● **Stored entries**
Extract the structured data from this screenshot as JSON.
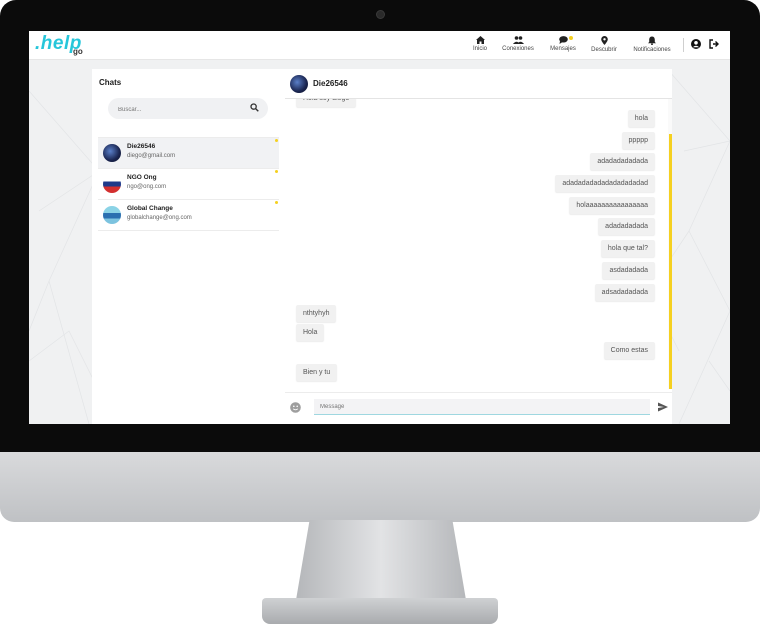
{
  "app": {
    "logo_text": ".help",
    "logo_sub": "go"
  },
  "nav": [
    {
      "label": "Inicio",
      "icon": "home-icon"
    },
    {
      "label": "Conexiones",
      "icon": "people-icon"
    },
    {
      "label": "Mensajes",
      "icon": "chat-icon",
      "badge": true
    },
    {
      "label": "Descubrir",
      "icon": "location-pin-icon"
    },
    {
      "label": "Notificaciones",
      "icon": "bell-icon"
    }
  ],
  "chats": {
    "title": "Chats",
    "search_placeholder": "Buscar...",
    "items": [
      {
        "name": "Die26546",
        "email": "diego@gmail.com",
        "active": true
      },
      {
        "name": "NGO Ong",
        "email": "ngo@ong.com",
        "active": false
      },
      {
        "name": "Global Change",
        "email": "globalchange@ong.com",
        "active": false
      }
    ]
  },
  "conversation": {
    "contact": "Die26546",
    "messages": [
      {
        "text": "Hola soy diego",
        "dir": "in"
      },
      {
        "text": "hola",
        "dir": "out"
      },
      {
        "text": "ppppp",
        "dir": "out"
      },
      {
        "text": "adadadadadada",
        "dir": "out"
      },
      {
        "text": "adadadadadadadadadadad",
        "dir": "out"
      },
      {
        "text": "holaaaaaaaaaaaaaaaa",
        "dir": "out"
      },
      {
        "text": "adadadadada",
        "dir": "out"
      },
      {
        "text": "hola que tal?",
        "dir": "out"
      },
      {
        "text": "asdadadada",
        "dir": "out"
      },
      {
        "text": "adsadadadada",
        "dir": "out"
      },
      {
        "text": "nthtyhyh",
        "dir": "in"
      },
      {
        "text": "Hola",
        "dir": "in"
      },
      {
        "text": "Como estas",
        "dir": "out"
      },
      {
        "text": "Bien y tu",
        "dir": "in"
      }
    ],
    "input_placeholder": "Message"
  },
  "colors": {
    "accent": "#26c6da",
    "highlight": "#f5d020"
  }
}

● **Required work**
Scan the lines for the string "icon". Pick out every line that has it.

● **Correct output**
      "icon": "home-icon"
      "icon": "people-icon"
      "icon": "chat-icon",
      "icon": "location-pin-icon"
      "icon": "bell-icon"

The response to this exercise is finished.